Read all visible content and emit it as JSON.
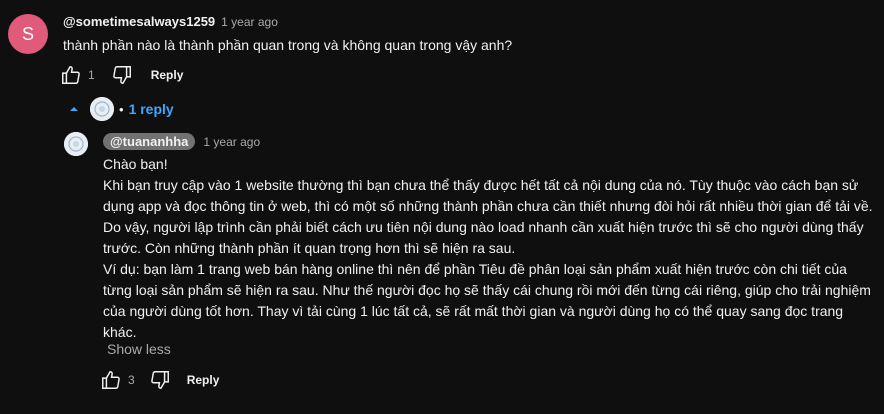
{
  "top_comment": {
    "avatar_letter": "S",
    "avatar_color": "#e05a79",
    "handle": "@sometimesalways1259",
    "time": "1 year ago",
    "text": "thành phần nào là thành phần quan trong và không quan trong vậy anh?",
    "likes": "1",
    "reply_label": "Reply"
  },
  "replies_toggle": {
    "icon": "chevron-up-icon",
    "dot": "•",
    "label": "1 reply",
    "color": "#3ea6ff"
  },
  "reply": {
    "handle": "@tuananhha",
    "time": "1 year ago",
    "lines": [
      "Chào bạn!",
      "Khi bạn truy cập vào 1 website thường thì bạn chưa thể thấy được hết tất cả nội dung của nó. Tùy thuộc vào cách bạn sử dụng app và đọc thông tin ở web, thì có một số những thành phần chưa cần thiết nhưng đòi hỏi rất nhiều thời gian để tải về. Do vậy, người lập trình cần phải biết cách ưu tiên nội dung nào load nhanh cần xuất hiện trước thì sẽ cho người dùng thấy trước. Còn những thành phần ít quan trọng hơn thì sẽ hiện ra sau.",
      "Ví dụ: bạn làm 1 trang web bán hàng online thì nên để phần Tiêu đề phân loại sản phẩm xuất hiện trước còn chi tiết của từng loại sản phẩm sẽ hiện ra sau. Như thế người đọc họ sẽ thấy cái chung rồi mới đến từng cái riêng, giúp cho trải nghiệm của người dùng tốt hơn. Thay vì tải cùng 1 lúc tất cả, sẽ rất mất thời gian và người dùng họ có thể quay sang đọc trang khác."
    ],
    "show_less": "Show less",
    "likes": "3",
    "reply_label": "Reply"
  }
}
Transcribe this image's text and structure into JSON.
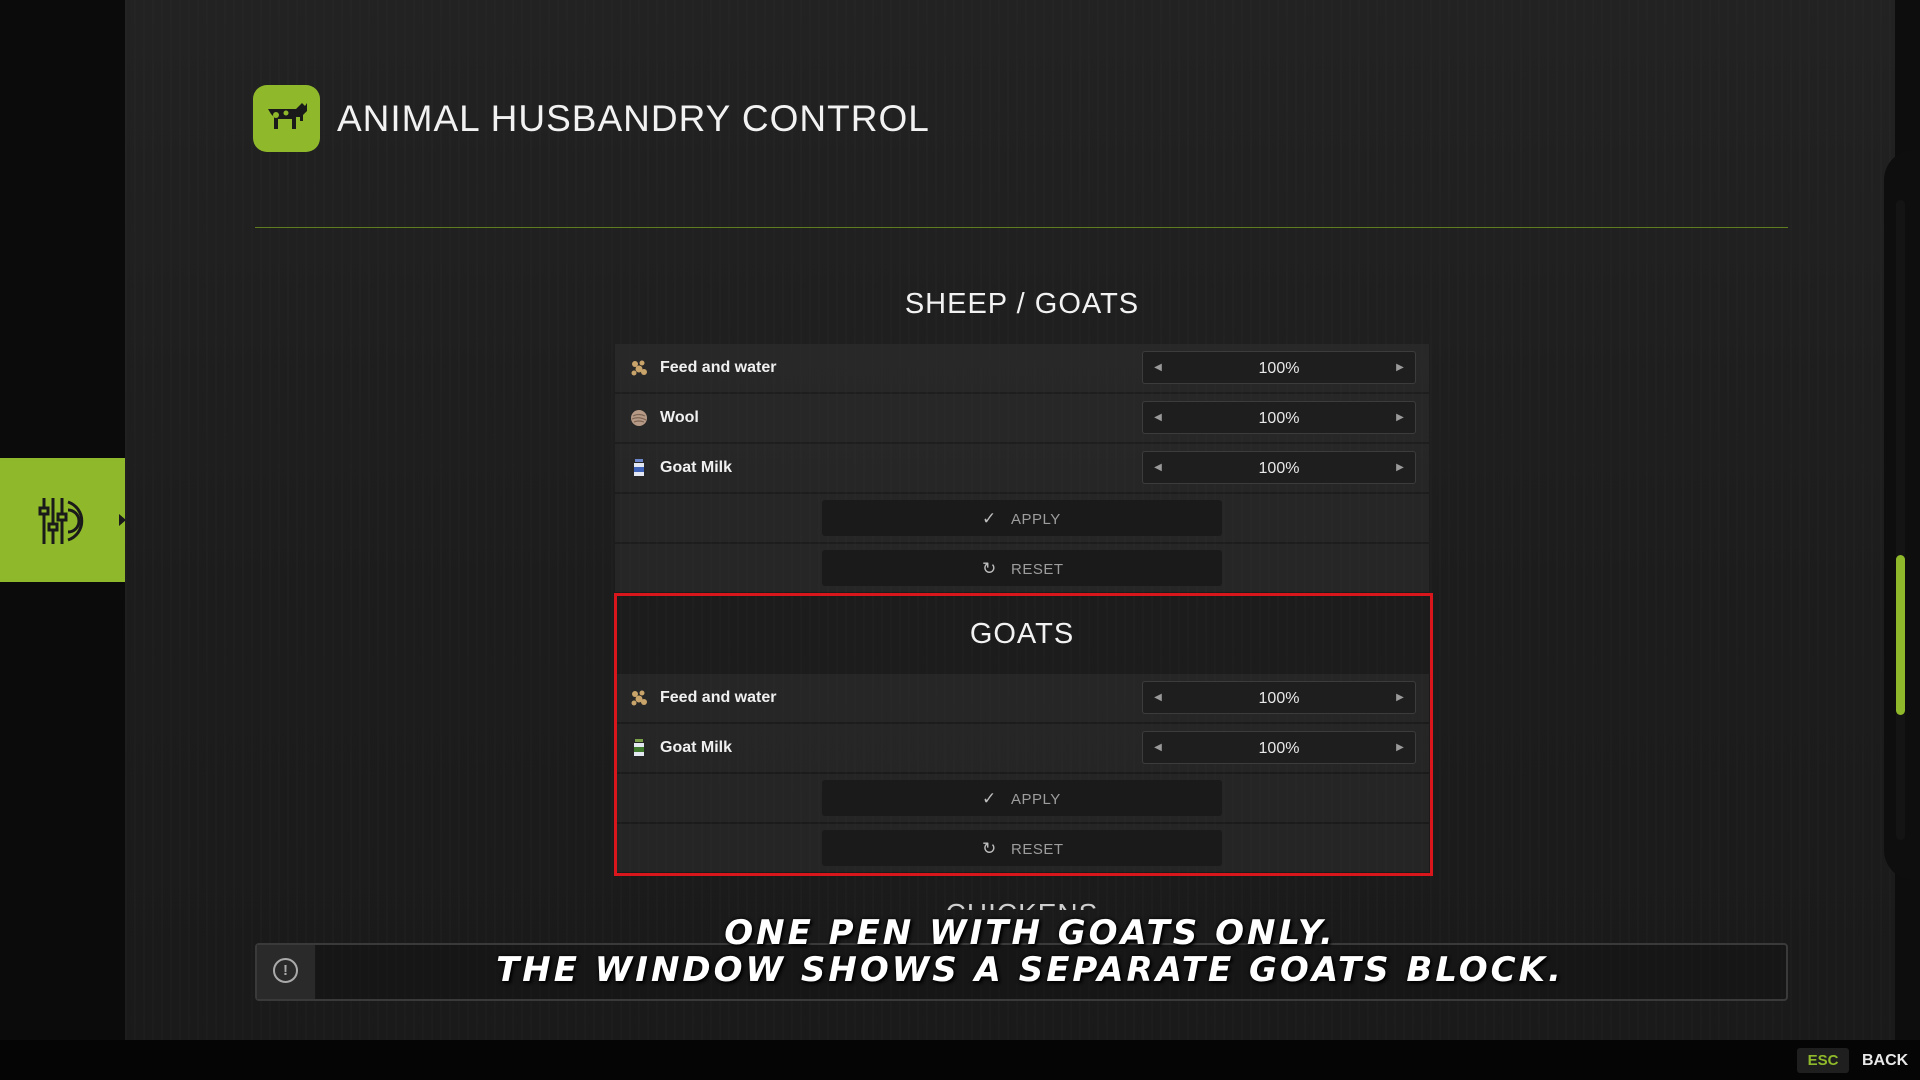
{
  "header": {
    "title": "ANIMAL HUSBANDRY CONTROL",
    "icon": "cow-icon"
  },
  "side_tab": {
    "icon": "gear-sliders-icon"
  },
  "sections": [
    {
      "title": "SHEEP / GOATS",
      "rows": [
        {
          "label": "Feed and water",
          "value": "100%",
          "icon": "feed-icon"
        },
        {
          "label": "Wool",
          "value": "100%",
          "icon": "wool-icon"
        },
        {
          "label": "Goat Milk",
          "value": "100%",
          "icon": "milk-icon"
        }
      ],
      "apply_label": "APPLY",
      "reset_label": "RESET"
    },
    {
      "title": "GOATS",
      "rows": [
        {
          "label": "Feed and water",
          "value": "100%",
          "icon": "feed-icon"
        },
        {
          "label": "Goat Milk",
          "value": "100%",
          "icon": "milk-icon"
        }
      ],
      "apply_label": "APPLY",
      "reset_label": "RESET"
    }
  ],
  "next_section_title": "CHICKENS",
  "caption": {
    "line1": "ONE PEN WITH GOATS ONLY.",
    "line2": "THE WINDOW SHOWS A SEPARATE GOATS BLOCK."
  },
  "footer": {
    "key": "ESC",
    "action": "BACK"
  },
  "colors": {
    "accent": "#8fb92a",
    "highlight": "#d8161b"
  }
}
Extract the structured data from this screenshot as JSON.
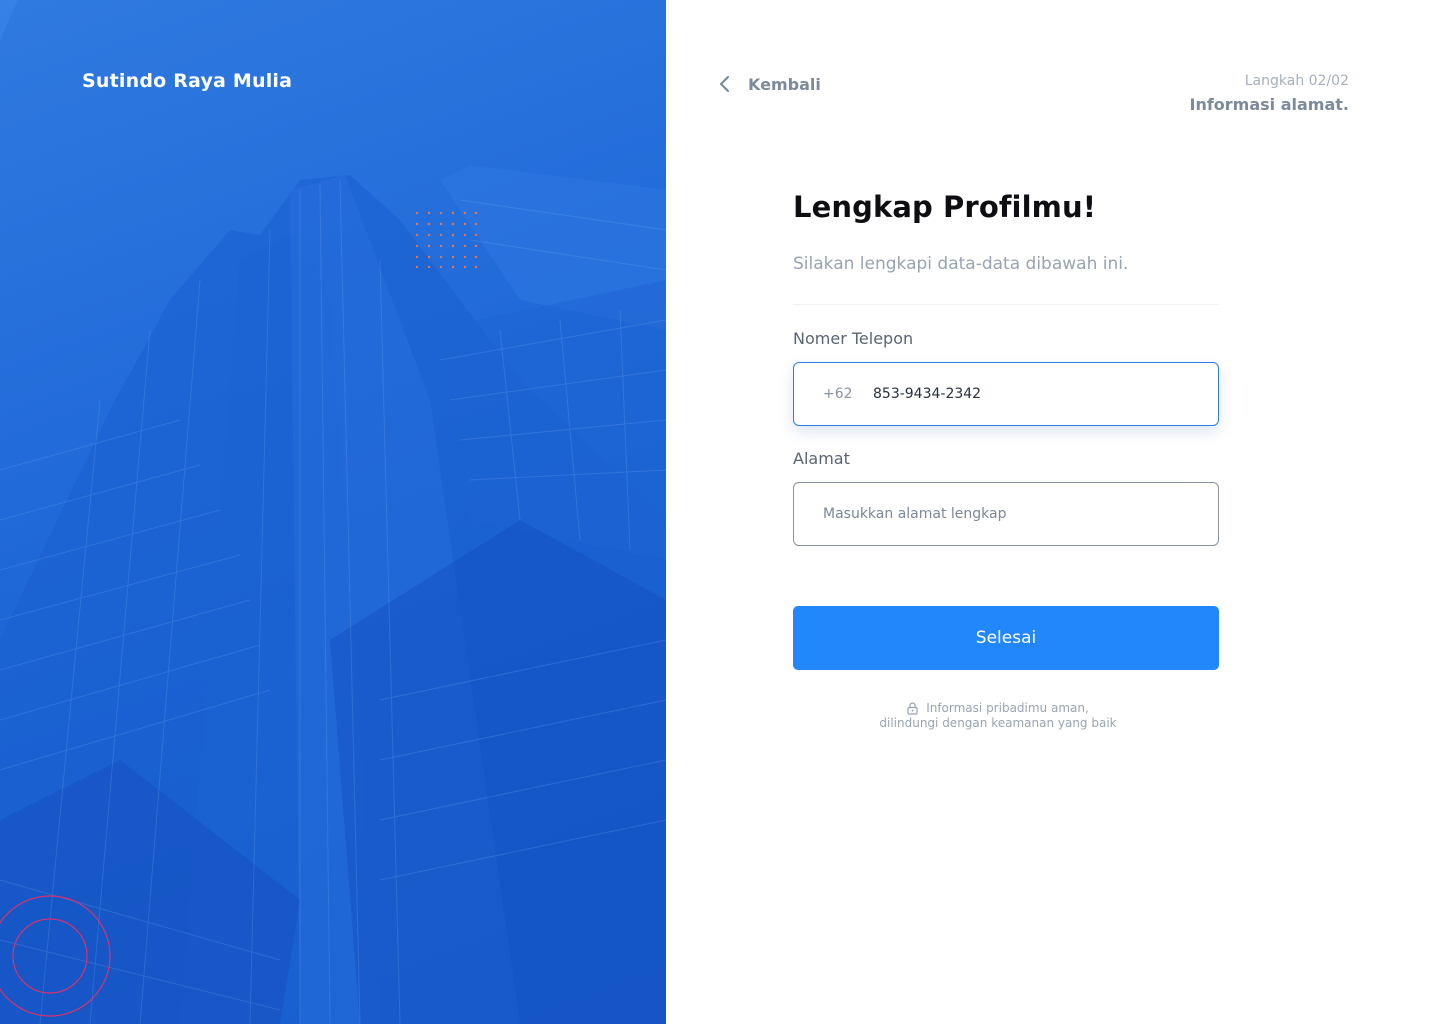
{
  "brand": {
    "name": "Sutindo Raya Mulia"
  },
  "nav": {
    "back_label": "Kembali"
  },
  "step": {
    "count": "Langkah 02/02",
    "title": "Informasi alamat."
  },
  "form": {
    "title": "Lengkap Profilmu!",
    "subtitle": "Silakan lengkapi data-data dibawah ini.",
    "phone": {
      "label": "Nomer Telepon",
      "prefix": "+62",
      "value": "853-9434-2342"
    },
    "address": {
      "label": "Alamat",
      "placeholder": "Masukkan alamat lengkap",
      "value": ""
    },
    "submit_label": "Selesai",
    "secure_line1": "Informasi pribadimu aman,",
    "secure_line2": "dilindungi dengan keamanan yang baik"
  },
  "colors": {
    "hero_blue": "#1f68d8",
    "accent": "#2287fb",
    "focus_border": "#2b7fe8",
    "muted_text": "#7d8a9c",
    "dot_accent": "#e8744a",
    "ring_accent": "#d6336c"
  },
  "icons": {
    "back": "chevron-left-icon",
    "secure": "lock-icon"
  }
}
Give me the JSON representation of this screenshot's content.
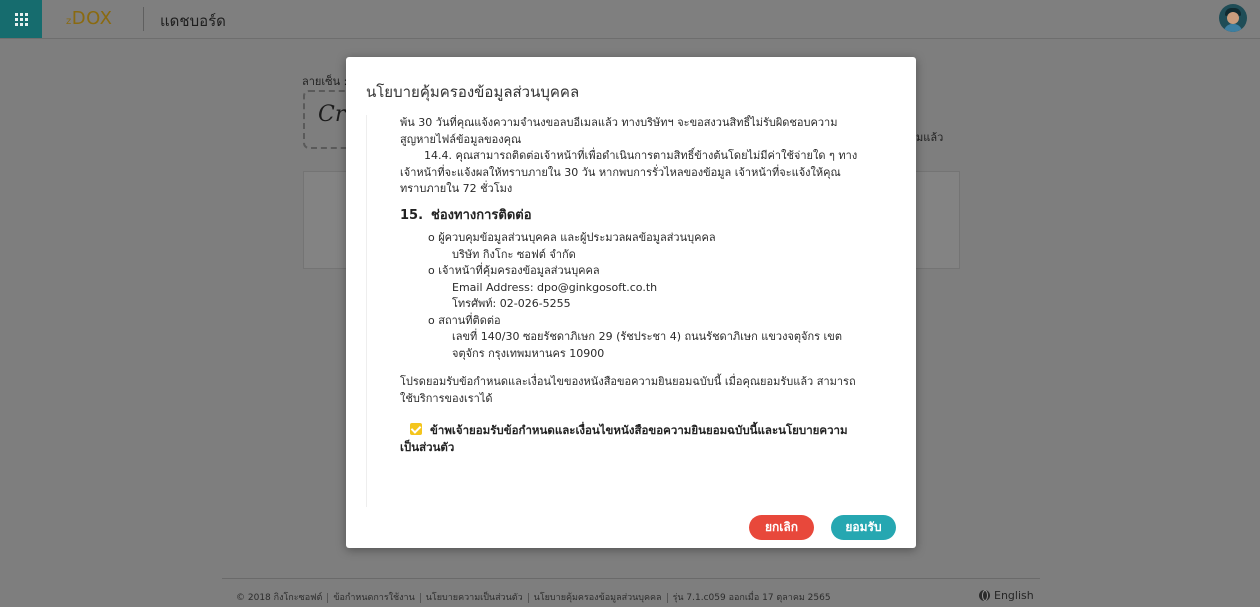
{
  "app": {
    "logo_prefix": "z",
    "logo_name": "DOX",
    "page_title": "แดชบอร์ด"
  },
  "background": {
    "signature_label": "ลายเซ็น :",
    "signature_sample": "Cr",
    "right_text": "มแล้ว"
  },
  "modal": {
    "title": "นโยบายคุ้มครองข้อมูลส่วนบุคคล",
    "cut_line": "... ...",
    "para_a": "พ้น 30 วันที่คุณแจ้งความจำนงขอลบอีเมลแล้ว ทางบริษัทฯ จะขอสงวนสิทธิ์ไม่รับผิดชอบความสูญหายไฟล์ข้อมูลของคุณ",
    "para_b": "14.4. คุณสามารถติดต่อเจ้าหน้าที่เพื่อดำเนินการตามสิทธิ์ข้างต้นโดยไม่มีค่าใช้จ่ายใด ๆ ทางเจ้าหน้าที่จะแจ้งผลให้ทราบภายใน 30 วัน หากพบการรั่วไหลของข้อมูล เจ้าหน้าที่จะแจ้งให้คุณทราบภายใน 72 ชั่วโมง",
    "section_number": "15.",
    "section_title": "ช่องทางการติดต่อ",
    "contact": {
      "controller_label": "o ผู้ควบคุมข้อมูลส่วนบุคคล และผู้ประมวลผลข้อมูลส่วนบุคคล",
      "company": "บริษัท กิงโกะ ซอฟต์ จำกัด",
      "dpo_label": "o เจ้าหน้าที่คุ้มครองข้อมูลส่วนบุคคล",
      "email": "Email Address: dpo@ginkgosoft.co.th",
      "phone": "โทรศัพท์: 02-026-5255",
      "address_label": "o สถานที่ติดต่อ",
      "address": "เลขที่ 140/30 ซอยรัชดาภิเษก 29 (รัชประชา 4) ถนนรัชดาภิเษก แขวงจตุจักร เขตจตุจักร กรุงเทพมหานคร 10900"
    },
    "consent_text": "โปรดยอมรับข้อกำหนดและเงื่อนไขของหนังสือขอความยินยอมฉบับนี้ เมื่อคุณยอมรับแล้ว สามารถใช้บริการของเราได้",
    "agree_text": "ข้าพเจ้ายอมรับข้อกำหนดและเงื่อนไขหนังสือขอความยินยอมฉบับนี้และนโยบายความเป็นส่วนตัว",
    "agree_checked": true,
    "cancel_label": "ยกเลิก",
    "accept_label": "ยอมรับ"
  },
  "footer": {
    "copyright": "© 2018 กิงโกะซอฟต์",
    "terms": "ข้อกำหนดการใช้งาน",
    "privacy": "นโยบายความเป็นส่วนตัว",
    "pdpa": "นโยบายคุ้มครองข้อมูลส่วนบุคคล",
    "version": "รุ่น 7.1.c059 ออกเมื่อ 17 ตุลาคม 2565",
    "language": "English"
  },
  "colors": {
    "brand_teal": "#166c6e",
    "accept": "#26a7b1",
    "cancel": "#e8483b",
    "checkbox": "#f4c51d"
  }
}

:::::

TASK GOAL:
Print the records word for word and exclude any picture they hold.

EXERCISE RESULT:
Read all visible content and emit it as JSON.
{
  "top_comment": {
    "avatar_letter": "S",
    "avatar_color": "#e05a79",
    "handle": "@sometimesalways1259",
    "time": "1 year ago",
    "text": "thành phần nào là thành phần quan trong và không quan trong vậy anh?",
    "likes": "1",
    "reply_label": "Reply"
  },
  "replies_toggle": {
    "icon": "chevron-up-icon",
    "dot": "•",
    "label": "1 reply",
    "color": "#3ea6ff"
  },
  "reply": {
    "handle": "@tuananhha",
    "time": "1 year ago",
    "lines": [
      "Chào bạn!",
      "Khi bạn truy cập vào 1 website thường thì bạn chưa thể thấy được hết tất cả nội dung của nó. Tùy thuộc vào cách bạn sử dụng app và đọc thông tin ở web, thì có một số những thành phần chưa cần thiết nhưng đòi hỏi rất nhiều thời gian để tải về. Do vậy, người lập trình cần phải biết cách ưu tiên nội dung nào load nhanh cần xuất hiện trước thì sẽ cho người dùng thấy trước. Còn những thành phần ít quan trọng hơn thì sẽ hiện ra sau.",
      "Ví dụ: bạn làm 1 trang web bán hàng online thì nên để phần Tiêu đề phân loại sản phẩm xuất hiện trước còn chi tiết của từng loại sản phẩm sẽ hiện ra sau. Như thế người đọc họ sẽ thấy cái chung rồi mới đến từng cái riêng, giúp cho trải nghiệm của người dùng tốt hơn. Thay vì tải cùng 1 lúc tất cả, sẽ rất mất thời gian và người dùng họ có thể quay sang đọc trang khác."
    ],
    "show_less": "Show less",
    "likes": "3",
    "reply_label": "Reply"
  }
}
Transcribe this image's text and structure into JSON.
{
  "header": {
    "title": "ANIMAL HUSBANDRY CONTROL",
    "icon": "cow-icon"
  },
  "side_tab": {
    "icon": "gear-sliders-icon"
  },
  "sections": [
    {
      "title": "SHEEP / GOATS",
      "rows": [
        {
          "label": "Feed and water",
          "value": "100%",
          "icon": "feed-icon"
        },
        {
          "label": "Wool",
          "value": "100%",
          "icon": "wool-icon"
        },
        {
          "label": "Goat Milk",
          "value": "100%",
          "icon": "milk-icon"
        }
      ],
      "apply_label": "APPLY",
      "reset_label": "RESET"
    },
    {
      "title": "GOATS",
      "rows": [
        {
          "label": "Feed and water",
          "value": "100%",
          "icon": "feed-icon"
        },
        {
          "label": "Goat Milk",
          "value": "100%",
          "icon": "milk-icon"
        }
      ],
      "apply_label": "APPLY",
      "reset_label": "RESET"
    }
  ],
  "next_section_title": "CHICKENS",
  "caption": {
    "line1": "ONE PEN WITH GOATS ONLY.",
    "line2": "THE WINDOW SHOWS A SEPARATE GOATS BLOCK."
  },
  "footer": {
    "key": "ESC",
    "action": "BACK"
  },
  "colors": {
    "accent": "#8fb92a",
    "highlight": "#d8161b"
  }
}
Extract the structured data from this screenshot as JSON.
{
  "brand": {
    "name": "Sutindo Raya Mulia"
  },
  "nav": {
    "back_label": "Kembali"
  },
  "step": {
    "count": "Langkah 02/02",
    "title": "Informasi alamat."
  },
  "form": {
    "title": "Lengkap Profilmu!",
    "subtitle": "Silakan lengkapi data-data dibawah ini.",
    "phone": {
      "label": "Nomer Telepon",
      "prefix": "+62",
      "value": "853-9434-2342"
    },
    "address": {
      "label": "Alamat",
      "placeholder": "Masukkan alamat lengkap",
      "value": ""
    },
    "submit_label": "Selesai",
    "secure_line1": "Informasi pribadimu aman,",
    "secure_line2": "dilindungi dengan keamanan yang baik"
  },
  "colors": {
    "hero_blue": "#1f68d8",
    "accent": "#2287fb",
    "focus_border": "#2b7fe8",
    "muted_text": "#7d8a9c",
    "dot_accent": "#e8744a",
    "ring_accent": "#d6336c"
  },
  "icons": {
    "back": "chevron-left-icon",
    "secure": "lock-icon"
  }
}
Give me the JSON representation of this screenshot's content.
{
  "app": {
    "logo_prefix": "z",
    "logo_name": "DOX",
    "page_title": "แดชบอร์ด"
  },
  "background": {
    "signature_label": "ลายเซ็น :",
    "signature_sample": "Cr",
    "right_text": "มแล้ว"
  },
  "modal": {
    "title": "นโยบายคุ้มครองข้อมูลส่วนบุคคล",
    "cut_line": "... ...",
    "para_a": "พ้น 30 วันที่คุณแจ้งความจำนงขอลบอีเมลแล้ว ทางบริษัทฯ จะขอสงวนสิทธิ์ไม่รับผิดชอบความสูญหายไฟล์ข้อมูลของคุณ",
    "para_b": "14.4. คุณสามารถติดต่อเจ้าหน้าที่เพื่อดำเนินการตามสิทธิ์ข้างต้นโดยไม่มีค่าใช้จ่ายใด ๆ ทางเจ้าหน้าที่จะแจ้งผลให้ทราบภายใน 30 วัน หากพบการรั่วไหลของข้อมูล เจ้าหน้าที่จะแจ้งให้คุณทราบภายใน 72 ชั่วโมง",
    "section_number": "15.",
    "section_title": "ช่องทางการติดต่อ",
    "contact": {
      "controller_label": "o ผู้ควบคุมข้อมูลส่วนบุคคล และผู้ประมวลผลข้อมูลส่วนบุคคล",
      "company": "บริษัท กิงโกะ ซอฟต์ จำกัด",
      "dpo_label": "o เจ้าหน้าที่คุ้มครองข้อมูลส่วนบุคคล",
      "email": "Email Address: dpo@ginkgosoft.co.th",
      "phone": "โทรศัพท์: 02-026-5255",
      "address_label": "o สถานที่ติดต่อ",
      "address": "เลขที่ 140/30 ซอยรัชดาภิเษก 29 (รัชประชา 4) ถนนรัชดาภิเษก แขวงจตุจักร เขตจตุจักร กรุงเทพมหานคร 10900"
    },
    "consent_text": "โปรดยอมรับข้อกำหนดและเงื่อนไขของหนังสือขอความยินยอมฉบับนี้ เมื่อคุณยอมรับแล้ว สามารถใช้บริการของเราได้",
    "agree_text": "ข้าพเจ้ายอมรับข้อกำหนดและเงื่อนไขหนังสือขอความยินยอมฉบับนี้และนโยบายความเป็นส่วนตัว",
    "agree_checked": true,
    "cancel_label": "ยกเลิก",
    "accept_label": "ยอมรับ"
  },
  "footer": {
    "copyright": "© 2018 กิงโกะซอฟต์",
    "terms": "ข้อกำหนดการใช้งาน",
    "privacy": "นโยบายความเป็นส่วนตัว",
    "pdpa": "นโยบายคุ้มครองข้อมูลส่วนบุคคล",
    "version": "รุ่น 7.1.c059 ออกเมื่อ 17 ตุลาคม 2565",
    "language": "English"
  },
  "colors": {
    "brand_teal": "#166c6e",
    "accept": "#26a7b1",
    "cancel": "#e8483b",
    "checkbox": "#f4c51d"
  }
}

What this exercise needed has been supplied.